§ INPUT FOR THIS TASK
——————

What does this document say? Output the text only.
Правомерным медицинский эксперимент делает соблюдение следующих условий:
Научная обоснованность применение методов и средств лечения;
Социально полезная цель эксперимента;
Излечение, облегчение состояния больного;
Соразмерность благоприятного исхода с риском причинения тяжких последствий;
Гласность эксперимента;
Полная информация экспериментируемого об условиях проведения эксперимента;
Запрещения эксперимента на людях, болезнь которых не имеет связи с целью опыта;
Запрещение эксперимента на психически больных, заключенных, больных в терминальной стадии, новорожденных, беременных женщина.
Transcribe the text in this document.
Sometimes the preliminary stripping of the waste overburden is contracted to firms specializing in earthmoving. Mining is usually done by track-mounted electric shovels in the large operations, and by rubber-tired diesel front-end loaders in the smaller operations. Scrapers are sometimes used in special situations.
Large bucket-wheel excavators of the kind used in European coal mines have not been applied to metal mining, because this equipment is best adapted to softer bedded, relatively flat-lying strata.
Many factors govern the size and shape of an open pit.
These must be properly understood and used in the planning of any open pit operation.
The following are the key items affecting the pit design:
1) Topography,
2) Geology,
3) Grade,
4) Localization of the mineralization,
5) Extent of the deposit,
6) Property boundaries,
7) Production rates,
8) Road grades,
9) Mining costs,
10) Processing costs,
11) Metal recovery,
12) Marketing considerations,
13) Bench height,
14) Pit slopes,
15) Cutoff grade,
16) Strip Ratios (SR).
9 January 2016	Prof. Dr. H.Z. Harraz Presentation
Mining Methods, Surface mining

——————

§ DIRECTIVE
Return every line in the listing that contains the word "open".

§ PROBLEM SOLUTION
Many factors govern the size and shape of an open pit.
These must be properly understood and used in the planning of any open pit operation.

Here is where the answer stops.